- Text section:
(begin)

It Just Seems to Happen

I was talking with my sister (mom of two girls, age 19 and 17) last night about our beautiful teenage daughters, and our own high school/teenage years. I’ve not hidden the fact my beauty has been going through it in recent months. My sister and I compared our high school, and pre-high school, experiences, which were very different as far as friendships were concerned. Even though we had those different experiences – I had a bff from 7th grade all the way through high school, while my sister did not, but rather bounced each year from group to group, never quite finding her tribe – we both suffered massively from horribly low self-esteem and very poor self-image. We both had issues with food. We both struggled severely with our own sense of worth and value.  Now I know the source we both point to, but I found it interesting that even with those different friend experiences from an early age, we both ended up in the same insecure boat.

(end)

- Task to carry out: In the post above about teenage years, how did the sister's school friendships differ from the writer's?

- Raw records:

(begin)

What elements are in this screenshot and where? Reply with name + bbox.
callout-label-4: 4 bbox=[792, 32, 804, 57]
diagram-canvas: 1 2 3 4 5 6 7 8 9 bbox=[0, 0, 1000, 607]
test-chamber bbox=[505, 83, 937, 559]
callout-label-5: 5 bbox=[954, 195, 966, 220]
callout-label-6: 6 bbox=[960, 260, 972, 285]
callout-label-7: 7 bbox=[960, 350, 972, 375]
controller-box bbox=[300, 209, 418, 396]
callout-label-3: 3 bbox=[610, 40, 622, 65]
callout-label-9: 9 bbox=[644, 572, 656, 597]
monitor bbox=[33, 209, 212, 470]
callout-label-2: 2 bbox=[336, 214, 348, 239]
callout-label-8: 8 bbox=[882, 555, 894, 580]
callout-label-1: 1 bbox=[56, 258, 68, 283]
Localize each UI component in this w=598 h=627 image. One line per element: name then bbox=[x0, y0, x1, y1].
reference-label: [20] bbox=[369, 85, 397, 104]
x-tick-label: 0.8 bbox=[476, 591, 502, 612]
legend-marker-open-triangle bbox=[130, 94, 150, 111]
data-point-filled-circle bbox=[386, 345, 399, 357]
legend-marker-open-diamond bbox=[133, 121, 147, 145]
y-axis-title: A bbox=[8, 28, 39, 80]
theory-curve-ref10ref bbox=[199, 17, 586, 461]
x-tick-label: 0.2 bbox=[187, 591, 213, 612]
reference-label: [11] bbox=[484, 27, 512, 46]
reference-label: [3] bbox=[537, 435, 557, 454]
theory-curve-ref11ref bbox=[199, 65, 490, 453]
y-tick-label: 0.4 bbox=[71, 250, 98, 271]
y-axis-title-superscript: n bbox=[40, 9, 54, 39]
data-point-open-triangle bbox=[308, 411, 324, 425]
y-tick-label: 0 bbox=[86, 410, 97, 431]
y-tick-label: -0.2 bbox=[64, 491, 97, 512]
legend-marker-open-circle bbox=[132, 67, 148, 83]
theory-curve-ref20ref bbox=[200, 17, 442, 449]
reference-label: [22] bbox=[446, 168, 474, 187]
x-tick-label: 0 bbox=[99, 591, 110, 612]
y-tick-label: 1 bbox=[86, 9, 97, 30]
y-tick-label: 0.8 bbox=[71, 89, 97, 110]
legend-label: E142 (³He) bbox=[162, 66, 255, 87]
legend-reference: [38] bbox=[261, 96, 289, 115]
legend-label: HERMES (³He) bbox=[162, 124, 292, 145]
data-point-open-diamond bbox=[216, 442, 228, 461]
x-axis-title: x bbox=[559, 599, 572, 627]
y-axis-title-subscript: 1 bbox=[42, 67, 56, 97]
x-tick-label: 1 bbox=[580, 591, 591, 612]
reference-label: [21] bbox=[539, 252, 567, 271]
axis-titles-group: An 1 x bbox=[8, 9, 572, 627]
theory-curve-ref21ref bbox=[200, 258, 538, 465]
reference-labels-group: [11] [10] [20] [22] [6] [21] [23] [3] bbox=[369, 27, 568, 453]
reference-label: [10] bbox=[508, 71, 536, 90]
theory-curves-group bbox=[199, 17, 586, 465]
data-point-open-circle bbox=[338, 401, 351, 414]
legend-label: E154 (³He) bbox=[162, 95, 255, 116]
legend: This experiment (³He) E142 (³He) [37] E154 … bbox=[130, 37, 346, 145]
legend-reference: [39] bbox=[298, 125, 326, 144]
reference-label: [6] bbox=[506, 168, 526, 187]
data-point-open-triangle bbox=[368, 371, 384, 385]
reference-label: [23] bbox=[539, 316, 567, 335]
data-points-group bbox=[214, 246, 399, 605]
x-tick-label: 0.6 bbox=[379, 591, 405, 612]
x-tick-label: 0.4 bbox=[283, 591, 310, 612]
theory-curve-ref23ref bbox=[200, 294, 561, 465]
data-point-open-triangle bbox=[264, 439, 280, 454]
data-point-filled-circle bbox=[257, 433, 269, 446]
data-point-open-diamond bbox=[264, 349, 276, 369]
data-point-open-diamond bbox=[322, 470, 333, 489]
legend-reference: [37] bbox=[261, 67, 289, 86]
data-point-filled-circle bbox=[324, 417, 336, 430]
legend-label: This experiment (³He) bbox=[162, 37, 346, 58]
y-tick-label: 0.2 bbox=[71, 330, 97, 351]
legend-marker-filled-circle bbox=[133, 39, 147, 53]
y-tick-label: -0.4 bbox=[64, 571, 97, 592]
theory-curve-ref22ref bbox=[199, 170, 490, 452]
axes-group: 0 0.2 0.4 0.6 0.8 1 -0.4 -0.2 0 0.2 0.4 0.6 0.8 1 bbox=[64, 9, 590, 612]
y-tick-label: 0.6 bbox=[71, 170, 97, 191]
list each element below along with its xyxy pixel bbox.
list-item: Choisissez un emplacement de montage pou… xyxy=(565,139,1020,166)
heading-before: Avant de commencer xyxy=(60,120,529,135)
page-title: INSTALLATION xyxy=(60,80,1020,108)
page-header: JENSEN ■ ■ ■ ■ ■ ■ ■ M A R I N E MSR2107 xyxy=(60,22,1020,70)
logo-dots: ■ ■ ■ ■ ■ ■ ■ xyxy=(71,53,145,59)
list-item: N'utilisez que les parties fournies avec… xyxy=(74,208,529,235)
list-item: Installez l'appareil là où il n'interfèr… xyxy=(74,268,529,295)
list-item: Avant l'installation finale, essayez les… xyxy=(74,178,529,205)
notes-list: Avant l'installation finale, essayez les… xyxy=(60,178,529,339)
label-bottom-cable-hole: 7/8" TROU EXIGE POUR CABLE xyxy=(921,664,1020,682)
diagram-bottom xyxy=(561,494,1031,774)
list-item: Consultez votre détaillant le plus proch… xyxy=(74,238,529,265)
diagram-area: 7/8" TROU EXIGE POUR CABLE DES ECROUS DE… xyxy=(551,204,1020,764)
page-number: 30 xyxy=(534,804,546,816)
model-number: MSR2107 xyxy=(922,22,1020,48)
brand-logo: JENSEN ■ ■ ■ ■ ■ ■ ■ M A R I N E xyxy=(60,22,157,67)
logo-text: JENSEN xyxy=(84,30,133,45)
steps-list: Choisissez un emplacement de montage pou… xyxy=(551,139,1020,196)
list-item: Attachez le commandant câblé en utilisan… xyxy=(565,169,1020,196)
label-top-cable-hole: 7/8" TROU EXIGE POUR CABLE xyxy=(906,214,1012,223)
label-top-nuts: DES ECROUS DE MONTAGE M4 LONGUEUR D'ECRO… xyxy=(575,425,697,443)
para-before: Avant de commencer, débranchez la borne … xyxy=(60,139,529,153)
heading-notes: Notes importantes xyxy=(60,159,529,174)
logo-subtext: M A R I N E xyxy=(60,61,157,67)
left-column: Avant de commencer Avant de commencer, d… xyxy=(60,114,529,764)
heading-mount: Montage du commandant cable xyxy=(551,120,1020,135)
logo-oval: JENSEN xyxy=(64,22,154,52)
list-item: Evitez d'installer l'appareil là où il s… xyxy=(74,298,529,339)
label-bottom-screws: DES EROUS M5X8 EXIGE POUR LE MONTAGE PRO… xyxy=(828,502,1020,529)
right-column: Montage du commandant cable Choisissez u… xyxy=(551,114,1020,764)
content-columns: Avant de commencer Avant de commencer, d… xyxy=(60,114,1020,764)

(end)

- Output below: The writer had a best friend from 7th grade all the way through high school, while the sister bounced from group to group each year and never quite found her tribe.